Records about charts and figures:
----

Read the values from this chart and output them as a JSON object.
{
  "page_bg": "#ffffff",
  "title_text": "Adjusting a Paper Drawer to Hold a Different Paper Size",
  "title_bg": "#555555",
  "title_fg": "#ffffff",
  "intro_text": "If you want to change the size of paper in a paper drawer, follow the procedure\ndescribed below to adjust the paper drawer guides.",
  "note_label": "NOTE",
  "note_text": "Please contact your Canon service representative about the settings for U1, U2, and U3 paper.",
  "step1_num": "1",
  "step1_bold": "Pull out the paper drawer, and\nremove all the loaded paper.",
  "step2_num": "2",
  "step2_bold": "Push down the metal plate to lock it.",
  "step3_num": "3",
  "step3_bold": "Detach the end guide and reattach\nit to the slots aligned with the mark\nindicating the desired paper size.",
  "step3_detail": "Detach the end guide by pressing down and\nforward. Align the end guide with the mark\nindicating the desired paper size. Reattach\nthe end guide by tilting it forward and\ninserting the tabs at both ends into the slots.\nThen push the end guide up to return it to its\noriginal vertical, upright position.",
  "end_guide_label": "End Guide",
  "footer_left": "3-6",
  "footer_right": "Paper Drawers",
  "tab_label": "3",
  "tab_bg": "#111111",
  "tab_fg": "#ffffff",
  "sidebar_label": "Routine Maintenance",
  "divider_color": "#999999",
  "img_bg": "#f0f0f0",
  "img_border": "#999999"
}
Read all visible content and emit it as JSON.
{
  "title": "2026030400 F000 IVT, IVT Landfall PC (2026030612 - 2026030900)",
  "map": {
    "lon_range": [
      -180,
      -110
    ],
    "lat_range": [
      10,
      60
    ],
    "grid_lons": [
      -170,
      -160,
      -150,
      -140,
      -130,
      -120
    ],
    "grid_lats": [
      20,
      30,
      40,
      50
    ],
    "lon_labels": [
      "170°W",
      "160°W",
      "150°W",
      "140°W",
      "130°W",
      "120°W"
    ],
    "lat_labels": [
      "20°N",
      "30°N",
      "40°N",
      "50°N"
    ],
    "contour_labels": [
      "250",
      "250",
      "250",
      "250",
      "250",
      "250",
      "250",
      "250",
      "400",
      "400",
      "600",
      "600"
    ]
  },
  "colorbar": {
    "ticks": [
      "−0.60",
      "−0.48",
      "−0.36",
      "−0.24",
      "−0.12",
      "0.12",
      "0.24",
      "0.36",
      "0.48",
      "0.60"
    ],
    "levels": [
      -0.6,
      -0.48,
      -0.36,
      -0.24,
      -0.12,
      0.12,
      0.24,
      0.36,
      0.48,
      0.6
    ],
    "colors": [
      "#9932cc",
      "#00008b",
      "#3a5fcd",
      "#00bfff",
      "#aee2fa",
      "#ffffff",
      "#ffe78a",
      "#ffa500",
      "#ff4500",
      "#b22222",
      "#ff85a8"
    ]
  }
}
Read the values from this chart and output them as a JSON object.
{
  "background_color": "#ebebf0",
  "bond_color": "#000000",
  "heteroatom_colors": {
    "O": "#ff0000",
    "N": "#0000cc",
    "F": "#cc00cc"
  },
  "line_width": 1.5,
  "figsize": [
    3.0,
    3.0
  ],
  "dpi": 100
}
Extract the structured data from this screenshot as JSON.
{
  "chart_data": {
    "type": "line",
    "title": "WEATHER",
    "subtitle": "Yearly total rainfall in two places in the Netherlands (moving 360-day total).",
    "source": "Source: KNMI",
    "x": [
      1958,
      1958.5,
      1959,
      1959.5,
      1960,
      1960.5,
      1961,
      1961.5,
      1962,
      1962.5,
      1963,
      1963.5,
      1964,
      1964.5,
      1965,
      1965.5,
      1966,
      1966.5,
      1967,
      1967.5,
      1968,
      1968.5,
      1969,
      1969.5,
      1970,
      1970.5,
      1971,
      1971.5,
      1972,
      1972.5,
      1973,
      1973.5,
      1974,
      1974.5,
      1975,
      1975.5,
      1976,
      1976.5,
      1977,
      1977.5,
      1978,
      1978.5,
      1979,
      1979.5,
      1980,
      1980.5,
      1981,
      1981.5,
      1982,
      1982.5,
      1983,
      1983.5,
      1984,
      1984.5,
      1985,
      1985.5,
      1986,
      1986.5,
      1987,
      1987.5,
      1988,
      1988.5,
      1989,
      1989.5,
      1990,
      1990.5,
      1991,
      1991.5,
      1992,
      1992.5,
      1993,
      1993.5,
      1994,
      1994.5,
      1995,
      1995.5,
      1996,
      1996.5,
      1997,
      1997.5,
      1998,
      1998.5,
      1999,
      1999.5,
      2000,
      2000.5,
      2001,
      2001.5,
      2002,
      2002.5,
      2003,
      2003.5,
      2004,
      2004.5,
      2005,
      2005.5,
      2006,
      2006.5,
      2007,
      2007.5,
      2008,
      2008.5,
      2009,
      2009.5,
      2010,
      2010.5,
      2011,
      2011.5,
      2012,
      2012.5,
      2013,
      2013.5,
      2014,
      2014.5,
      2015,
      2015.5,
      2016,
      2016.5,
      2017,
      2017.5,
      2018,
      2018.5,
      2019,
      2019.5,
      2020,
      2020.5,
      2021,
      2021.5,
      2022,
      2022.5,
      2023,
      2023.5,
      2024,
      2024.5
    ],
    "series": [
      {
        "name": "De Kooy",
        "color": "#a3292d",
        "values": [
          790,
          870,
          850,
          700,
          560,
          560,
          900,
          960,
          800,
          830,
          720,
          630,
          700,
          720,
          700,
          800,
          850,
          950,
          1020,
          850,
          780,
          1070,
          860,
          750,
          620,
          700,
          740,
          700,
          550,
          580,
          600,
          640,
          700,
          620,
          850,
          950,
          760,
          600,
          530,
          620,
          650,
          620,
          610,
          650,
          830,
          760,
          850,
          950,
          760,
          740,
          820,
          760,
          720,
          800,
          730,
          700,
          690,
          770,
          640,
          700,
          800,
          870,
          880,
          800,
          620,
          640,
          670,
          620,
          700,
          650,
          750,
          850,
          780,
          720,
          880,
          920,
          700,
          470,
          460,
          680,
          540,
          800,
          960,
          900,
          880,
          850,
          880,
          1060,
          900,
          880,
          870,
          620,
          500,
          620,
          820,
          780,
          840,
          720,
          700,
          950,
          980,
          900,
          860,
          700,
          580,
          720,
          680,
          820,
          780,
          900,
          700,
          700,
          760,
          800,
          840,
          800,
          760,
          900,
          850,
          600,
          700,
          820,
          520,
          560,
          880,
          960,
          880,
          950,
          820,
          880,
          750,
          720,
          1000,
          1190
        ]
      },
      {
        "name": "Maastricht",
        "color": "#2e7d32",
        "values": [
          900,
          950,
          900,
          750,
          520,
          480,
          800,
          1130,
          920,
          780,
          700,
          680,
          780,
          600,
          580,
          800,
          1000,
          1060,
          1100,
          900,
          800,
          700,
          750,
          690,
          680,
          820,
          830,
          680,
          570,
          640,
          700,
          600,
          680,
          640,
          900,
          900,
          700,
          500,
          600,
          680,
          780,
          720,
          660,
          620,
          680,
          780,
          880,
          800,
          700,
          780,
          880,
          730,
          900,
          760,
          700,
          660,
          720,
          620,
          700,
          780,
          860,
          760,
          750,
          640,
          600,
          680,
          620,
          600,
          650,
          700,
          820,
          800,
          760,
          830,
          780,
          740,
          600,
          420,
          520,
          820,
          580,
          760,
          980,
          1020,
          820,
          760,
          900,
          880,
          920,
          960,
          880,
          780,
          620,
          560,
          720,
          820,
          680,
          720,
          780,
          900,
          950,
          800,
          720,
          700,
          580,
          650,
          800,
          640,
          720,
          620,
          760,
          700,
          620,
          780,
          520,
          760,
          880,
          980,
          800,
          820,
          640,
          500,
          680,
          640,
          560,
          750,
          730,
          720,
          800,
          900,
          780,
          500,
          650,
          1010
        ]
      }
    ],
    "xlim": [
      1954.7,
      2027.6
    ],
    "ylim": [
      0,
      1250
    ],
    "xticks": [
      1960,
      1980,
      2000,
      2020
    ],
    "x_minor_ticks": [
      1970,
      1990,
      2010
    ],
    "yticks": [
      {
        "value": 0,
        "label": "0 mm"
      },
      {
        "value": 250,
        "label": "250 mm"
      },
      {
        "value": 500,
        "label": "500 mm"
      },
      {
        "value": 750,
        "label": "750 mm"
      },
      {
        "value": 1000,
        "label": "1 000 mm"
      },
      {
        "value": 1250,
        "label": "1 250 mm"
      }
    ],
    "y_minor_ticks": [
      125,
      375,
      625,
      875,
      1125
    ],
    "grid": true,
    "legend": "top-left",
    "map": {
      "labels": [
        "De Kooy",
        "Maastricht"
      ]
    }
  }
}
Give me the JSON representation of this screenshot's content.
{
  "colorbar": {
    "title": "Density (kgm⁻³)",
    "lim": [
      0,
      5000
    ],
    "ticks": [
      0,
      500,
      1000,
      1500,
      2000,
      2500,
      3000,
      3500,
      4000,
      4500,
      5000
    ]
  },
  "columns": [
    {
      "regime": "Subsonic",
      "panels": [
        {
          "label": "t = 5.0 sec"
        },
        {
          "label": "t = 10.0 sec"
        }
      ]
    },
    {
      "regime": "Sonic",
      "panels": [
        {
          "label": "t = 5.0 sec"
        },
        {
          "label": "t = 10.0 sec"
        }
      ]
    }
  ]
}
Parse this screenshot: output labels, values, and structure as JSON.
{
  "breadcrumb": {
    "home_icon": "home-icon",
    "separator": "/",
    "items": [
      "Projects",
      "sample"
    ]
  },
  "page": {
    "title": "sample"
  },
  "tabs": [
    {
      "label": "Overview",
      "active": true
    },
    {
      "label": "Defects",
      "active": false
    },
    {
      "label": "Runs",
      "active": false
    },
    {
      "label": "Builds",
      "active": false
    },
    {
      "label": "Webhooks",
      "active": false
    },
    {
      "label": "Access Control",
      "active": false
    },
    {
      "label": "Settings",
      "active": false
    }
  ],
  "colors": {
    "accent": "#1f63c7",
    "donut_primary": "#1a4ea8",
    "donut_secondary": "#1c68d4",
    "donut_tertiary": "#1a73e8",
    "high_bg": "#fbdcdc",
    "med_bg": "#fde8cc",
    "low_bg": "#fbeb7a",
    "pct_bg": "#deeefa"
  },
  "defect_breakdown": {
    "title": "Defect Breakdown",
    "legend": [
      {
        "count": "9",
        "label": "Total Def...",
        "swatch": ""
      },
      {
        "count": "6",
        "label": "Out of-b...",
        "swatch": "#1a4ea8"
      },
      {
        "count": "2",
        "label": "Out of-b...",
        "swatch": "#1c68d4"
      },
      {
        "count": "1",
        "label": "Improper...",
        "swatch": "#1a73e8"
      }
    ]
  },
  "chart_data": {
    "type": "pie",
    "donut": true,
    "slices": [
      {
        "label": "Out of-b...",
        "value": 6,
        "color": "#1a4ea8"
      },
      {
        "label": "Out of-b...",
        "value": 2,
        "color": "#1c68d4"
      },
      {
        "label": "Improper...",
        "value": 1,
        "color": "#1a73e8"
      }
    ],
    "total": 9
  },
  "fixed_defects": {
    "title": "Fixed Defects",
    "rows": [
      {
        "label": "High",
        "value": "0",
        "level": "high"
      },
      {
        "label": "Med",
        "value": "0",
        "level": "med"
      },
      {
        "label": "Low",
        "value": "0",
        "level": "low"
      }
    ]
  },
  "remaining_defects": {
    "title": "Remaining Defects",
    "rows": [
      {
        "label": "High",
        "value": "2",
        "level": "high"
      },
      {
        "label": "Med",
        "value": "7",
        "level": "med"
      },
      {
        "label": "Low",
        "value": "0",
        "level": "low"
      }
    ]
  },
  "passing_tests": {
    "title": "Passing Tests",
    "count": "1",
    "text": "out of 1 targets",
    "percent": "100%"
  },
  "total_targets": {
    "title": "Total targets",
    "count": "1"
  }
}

----

:: WHAT THE EXERCISE ASKS ::
Every line containing the string "desired" must be listed.

:: ANSWER TO THE TASK ::
  "step3_bold": "Detach the end guide and reattach\nit to the slots aligned with the mark\nindicating the desired paper size.",
  "step3_detail": "Detach the end guide by pressing down and\nforward. Align the end guide with the mark\nindicating the desired paper size. Reattach\nthe end guide by tilting it forward and\ninserting the tabs at both ends into the slots.\nThen push the end guide up to return it to its\noriginal vertical, upright position.",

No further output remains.